- Selected extract
6. Breed a Customer Centric Culture
Obtaining a targeted Customer Focus and creating actual change can only be established when all employees are involved and understand the importance and value of Customer Centricity, as well as their impact on it through their choices, activities, focus and daily mindset. Therefore, all employees must be included, and not only the ones who directly encounter the customers. Full employee inclusion ensures motivation and a common goal and ultimately a noticeable change in the Customer Experience. The key to ensuring a real change is within the employees, as they are the only ones who can breed and support a culture that leads to the essence of great Customer Experiences. If a company truly wishes to be Customer Centric, the organization’s functions and culture must act accordingly and support this as a common vision.

7. Prioritize the Company’s Resources
From a Customer Centric perspective, the company’s internal resources and efforts should be prioritized accordingly to generate maximum customer value. But which functions create true customer value? What is important and what is less important? Use the company’s time and resources in the best way possible. In no way, does it make any sense to use time, efforts and money on an activities or functions that ultimately generate little or no customer value. Therefore, a prioritization of the company’s resources based on Customer Insight and an understanding of what is truly valuable from the customers’ viewpoint, is essential to succeed.

8. Create an Action Plan
The Action Plan can be drafted when the foundation, i.e. the Customer Strategy, as well as insight into the most valuable customers and value-creating factors for the customers and a prioritizing hereof, is defined, clear and measurable. The successful Action Plan operates throughout the organizational functions ensuring both direction and commitment of the customer-facing initiatives. A well thought out Action Plan can be drafted based on a Driver Analysis and/or a Customer Journey Map.

9. Visualize the Value within the Organization
Visualizing how employees create customer value can help ensuring and aligning the direction of the organization to a common mission of creating and developing excellent Customer Relations as well as breaking down organizational silos. Making the customer experience and value visible to employees in the organization, can be done by implementing continuous trigger-based surveys ensuring that all employees know what is being measured and why. The results are based on selected KPIs e.g. shown on noticeable Dash Boards throughout the company’s departments. This way, the common Customer Focus is visible and perceived as a part of the organization and all employees can continuously see the value they contribute to create.

10. Create an Emotional Connection with the Customers
A strategic Customer Focus is key in creating and developing emotional Customer Relations with the goal of developing a high Customer Loyalty and company Ambassadors.
A recent survey from Bain & Co. showed that more than half of all buying decisions are based on feelings and not on rational reasoning. Therefore, make sure that the customers feel they are understood, appreciated and their needs are being met. Ideally, the company’s brand, product or service should be perceived as a natural part of the customers’ lives and routines, identities and “world”. During so by ensuring and supporting convenientness, simplicity, comfort ability, simplicity, understanding when customers encounter with the company, its services or brand making them feel confident with the company. Ultimately buying more, staying loyal, and recommending it to family, friends and acquaintances.

Customer Centricity as a Strategic Management Tool

When managed correctly, a Customer Centric focus can become a strategic management tool, not only valuable for scaling the company, but also in positioning the company in the eyes of the customers. The critical basis for becoming Customer Centric is a keenly defined Customer Strategy and key Customer Insight as well as ensuring top management commitment.

In the quest for Customer Centricity, a well-developed RoadMap will allow the company to get the foundation right. A RoadMap gives your company a solid basis for working in a sound strategic and targeted way, ensuring excellent Customer Experiences and Relations.

- Dataset records

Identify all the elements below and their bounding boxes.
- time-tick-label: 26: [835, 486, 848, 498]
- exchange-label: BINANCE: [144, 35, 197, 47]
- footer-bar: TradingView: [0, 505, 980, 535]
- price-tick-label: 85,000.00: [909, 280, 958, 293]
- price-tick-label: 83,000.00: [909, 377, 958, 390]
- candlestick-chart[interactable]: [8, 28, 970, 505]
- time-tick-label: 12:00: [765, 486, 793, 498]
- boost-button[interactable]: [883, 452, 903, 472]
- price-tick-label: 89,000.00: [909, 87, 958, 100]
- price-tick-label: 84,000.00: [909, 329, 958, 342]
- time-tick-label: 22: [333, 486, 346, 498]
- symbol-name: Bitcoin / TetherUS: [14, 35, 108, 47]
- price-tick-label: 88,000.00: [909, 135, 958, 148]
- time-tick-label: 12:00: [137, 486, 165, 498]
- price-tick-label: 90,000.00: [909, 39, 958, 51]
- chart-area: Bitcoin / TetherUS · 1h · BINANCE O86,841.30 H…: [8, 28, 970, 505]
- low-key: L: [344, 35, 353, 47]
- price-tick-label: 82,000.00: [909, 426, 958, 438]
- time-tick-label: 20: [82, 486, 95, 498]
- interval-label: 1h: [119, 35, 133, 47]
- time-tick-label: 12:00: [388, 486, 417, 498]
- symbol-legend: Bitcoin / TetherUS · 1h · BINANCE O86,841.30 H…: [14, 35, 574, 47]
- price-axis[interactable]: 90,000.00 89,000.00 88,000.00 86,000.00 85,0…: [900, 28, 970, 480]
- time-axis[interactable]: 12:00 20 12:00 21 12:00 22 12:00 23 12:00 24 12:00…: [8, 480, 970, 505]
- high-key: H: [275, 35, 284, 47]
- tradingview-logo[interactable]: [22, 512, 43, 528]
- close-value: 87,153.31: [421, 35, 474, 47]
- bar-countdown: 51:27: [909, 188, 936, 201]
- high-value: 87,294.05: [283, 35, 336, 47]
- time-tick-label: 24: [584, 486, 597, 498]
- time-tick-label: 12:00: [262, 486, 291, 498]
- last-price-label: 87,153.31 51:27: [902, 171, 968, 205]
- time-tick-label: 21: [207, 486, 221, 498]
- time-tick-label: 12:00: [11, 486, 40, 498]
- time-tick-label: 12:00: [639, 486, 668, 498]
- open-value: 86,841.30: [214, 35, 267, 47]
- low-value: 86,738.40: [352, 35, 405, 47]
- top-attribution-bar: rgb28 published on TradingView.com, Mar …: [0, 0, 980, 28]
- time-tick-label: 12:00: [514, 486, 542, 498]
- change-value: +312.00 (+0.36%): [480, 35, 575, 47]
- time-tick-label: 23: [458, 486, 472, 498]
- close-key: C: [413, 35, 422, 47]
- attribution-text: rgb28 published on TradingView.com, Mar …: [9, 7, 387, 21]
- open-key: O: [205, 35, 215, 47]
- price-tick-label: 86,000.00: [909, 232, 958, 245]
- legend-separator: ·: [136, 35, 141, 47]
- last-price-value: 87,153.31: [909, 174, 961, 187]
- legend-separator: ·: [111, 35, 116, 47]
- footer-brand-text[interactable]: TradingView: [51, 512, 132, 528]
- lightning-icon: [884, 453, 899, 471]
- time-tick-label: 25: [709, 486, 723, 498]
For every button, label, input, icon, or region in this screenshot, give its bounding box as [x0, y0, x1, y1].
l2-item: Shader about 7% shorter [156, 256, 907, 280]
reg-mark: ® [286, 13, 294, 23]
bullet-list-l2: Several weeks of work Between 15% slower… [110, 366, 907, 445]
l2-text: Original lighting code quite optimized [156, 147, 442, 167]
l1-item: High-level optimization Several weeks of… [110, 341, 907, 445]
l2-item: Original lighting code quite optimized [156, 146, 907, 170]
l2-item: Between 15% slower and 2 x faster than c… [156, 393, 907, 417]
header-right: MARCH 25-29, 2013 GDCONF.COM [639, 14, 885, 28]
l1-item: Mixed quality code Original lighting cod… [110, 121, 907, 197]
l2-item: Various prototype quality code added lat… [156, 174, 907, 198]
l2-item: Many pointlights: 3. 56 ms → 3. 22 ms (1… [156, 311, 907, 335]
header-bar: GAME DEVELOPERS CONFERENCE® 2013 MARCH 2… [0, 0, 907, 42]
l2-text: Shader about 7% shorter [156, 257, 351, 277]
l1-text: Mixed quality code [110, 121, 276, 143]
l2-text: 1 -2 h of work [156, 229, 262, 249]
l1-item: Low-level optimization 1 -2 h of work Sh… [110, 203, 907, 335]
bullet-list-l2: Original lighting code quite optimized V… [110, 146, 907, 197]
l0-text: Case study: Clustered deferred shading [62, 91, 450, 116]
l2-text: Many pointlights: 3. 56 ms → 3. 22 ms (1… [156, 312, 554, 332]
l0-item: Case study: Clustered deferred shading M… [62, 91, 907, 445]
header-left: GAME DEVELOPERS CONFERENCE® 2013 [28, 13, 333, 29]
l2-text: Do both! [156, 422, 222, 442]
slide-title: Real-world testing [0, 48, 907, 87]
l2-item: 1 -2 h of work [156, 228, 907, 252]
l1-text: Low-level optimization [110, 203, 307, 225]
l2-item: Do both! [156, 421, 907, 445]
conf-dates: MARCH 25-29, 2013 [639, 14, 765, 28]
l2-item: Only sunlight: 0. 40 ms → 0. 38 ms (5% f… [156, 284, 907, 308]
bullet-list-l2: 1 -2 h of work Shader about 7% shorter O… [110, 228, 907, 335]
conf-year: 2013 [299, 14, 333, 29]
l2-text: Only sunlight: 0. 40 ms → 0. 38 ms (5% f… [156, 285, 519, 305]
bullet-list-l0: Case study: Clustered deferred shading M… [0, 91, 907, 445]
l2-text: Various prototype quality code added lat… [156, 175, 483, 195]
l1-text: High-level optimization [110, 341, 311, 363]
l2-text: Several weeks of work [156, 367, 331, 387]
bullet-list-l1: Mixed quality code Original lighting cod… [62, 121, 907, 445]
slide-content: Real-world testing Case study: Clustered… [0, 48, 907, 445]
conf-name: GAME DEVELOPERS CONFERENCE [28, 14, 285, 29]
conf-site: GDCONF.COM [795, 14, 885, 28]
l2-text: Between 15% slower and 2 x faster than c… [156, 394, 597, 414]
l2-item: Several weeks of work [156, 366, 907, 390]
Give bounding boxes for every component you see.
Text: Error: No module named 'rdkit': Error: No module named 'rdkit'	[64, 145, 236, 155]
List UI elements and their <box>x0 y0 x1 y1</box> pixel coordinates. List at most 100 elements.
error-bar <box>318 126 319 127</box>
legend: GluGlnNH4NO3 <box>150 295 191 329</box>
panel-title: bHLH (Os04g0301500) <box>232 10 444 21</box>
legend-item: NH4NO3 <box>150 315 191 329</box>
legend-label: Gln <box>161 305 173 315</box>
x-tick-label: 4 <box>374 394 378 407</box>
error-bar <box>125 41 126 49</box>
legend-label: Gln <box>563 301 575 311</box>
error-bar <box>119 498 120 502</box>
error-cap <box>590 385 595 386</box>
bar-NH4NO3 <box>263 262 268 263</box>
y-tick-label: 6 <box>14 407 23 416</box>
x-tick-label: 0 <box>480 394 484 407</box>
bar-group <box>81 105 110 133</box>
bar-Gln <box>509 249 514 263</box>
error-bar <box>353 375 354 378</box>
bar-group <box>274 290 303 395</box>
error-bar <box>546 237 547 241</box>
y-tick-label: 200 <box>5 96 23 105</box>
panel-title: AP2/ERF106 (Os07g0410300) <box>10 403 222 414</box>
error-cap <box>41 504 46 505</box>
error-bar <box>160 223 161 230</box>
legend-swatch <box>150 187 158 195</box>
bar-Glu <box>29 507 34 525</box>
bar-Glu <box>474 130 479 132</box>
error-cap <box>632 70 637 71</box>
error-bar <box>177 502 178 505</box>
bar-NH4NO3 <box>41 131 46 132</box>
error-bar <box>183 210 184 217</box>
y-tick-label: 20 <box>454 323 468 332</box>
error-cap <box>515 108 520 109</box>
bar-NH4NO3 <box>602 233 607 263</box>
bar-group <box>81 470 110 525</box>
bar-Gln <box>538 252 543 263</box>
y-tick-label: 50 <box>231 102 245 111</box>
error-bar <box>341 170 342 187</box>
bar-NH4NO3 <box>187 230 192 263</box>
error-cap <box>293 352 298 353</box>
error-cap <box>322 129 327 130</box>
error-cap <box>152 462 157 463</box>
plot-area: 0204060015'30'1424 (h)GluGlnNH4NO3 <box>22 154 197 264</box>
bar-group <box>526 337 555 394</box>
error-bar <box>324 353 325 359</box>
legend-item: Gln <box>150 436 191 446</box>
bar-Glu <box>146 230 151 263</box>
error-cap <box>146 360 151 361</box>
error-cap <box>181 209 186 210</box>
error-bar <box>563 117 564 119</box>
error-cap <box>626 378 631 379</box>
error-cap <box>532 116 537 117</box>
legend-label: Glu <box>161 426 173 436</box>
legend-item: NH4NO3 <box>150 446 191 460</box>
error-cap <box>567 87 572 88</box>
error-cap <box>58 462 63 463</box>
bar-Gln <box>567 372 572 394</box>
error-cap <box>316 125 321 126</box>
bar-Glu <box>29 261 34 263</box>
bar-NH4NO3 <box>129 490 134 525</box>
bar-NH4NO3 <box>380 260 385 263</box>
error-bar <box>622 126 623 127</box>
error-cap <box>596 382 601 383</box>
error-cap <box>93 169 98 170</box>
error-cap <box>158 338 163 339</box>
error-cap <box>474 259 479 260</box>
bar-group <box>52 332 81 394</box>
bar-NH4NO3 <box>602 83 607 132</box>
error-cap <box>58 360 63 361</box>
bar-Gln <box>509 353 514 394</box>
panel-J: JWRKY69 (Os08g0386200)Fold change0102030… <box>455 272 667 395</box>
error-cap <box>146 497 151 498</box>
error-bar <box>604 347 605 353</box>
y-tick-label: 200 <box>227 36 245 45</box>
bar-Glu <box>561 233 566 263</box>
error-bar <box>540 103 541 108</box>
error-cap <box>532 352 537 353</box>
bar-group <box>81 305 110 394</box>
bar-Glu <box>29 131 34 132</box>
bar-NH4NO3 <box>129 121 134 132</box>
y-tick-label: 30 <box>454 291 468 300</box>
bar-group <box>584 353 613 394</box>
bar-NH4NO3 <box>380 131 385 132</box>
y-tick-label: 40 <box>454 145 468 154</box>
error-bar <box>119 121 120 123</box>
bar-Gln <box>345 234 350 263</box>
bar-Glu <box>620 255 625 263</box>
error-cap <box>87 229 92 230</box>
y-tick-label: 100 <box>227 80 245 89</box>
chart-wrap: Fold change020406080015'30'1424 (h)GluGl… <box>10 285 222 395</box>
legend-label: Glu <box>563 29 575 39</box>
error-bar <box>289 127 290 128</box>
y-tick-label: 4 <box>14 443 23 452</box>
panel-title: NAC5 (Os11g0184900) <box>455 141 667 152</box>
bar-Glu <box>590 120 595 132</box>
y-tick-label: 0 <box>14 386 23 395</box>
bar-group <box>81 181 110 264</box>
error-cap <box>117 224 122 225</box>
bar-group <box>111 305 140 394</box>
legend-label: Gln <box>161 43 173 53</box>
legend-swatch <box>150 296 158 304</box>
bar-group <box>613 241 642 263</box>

- Problem details
Please summarize the text above on customer centricity in exactly three sentences.

- Completed task
Real customer focus requires involving all employees in a customer-centric culture, not only those who deal directly with customers, and the company's resources should be prioritized according to what creates customer value. An Action Plan can be drafted once the Customer Strategy and insight into the most valuable customers and value-creating factors are defined, and making customer value visible to employees through trigger-based surveys and dashboards helps align the organization. Companies should build emotional connections with customers, since a Bain & Co. survey found that more than half of buying decisions are based on feelings, and a well-managed Customer Centric focus can become a strategic management tool built on a defined Customer Strategy, Customer Insight and top management commitment.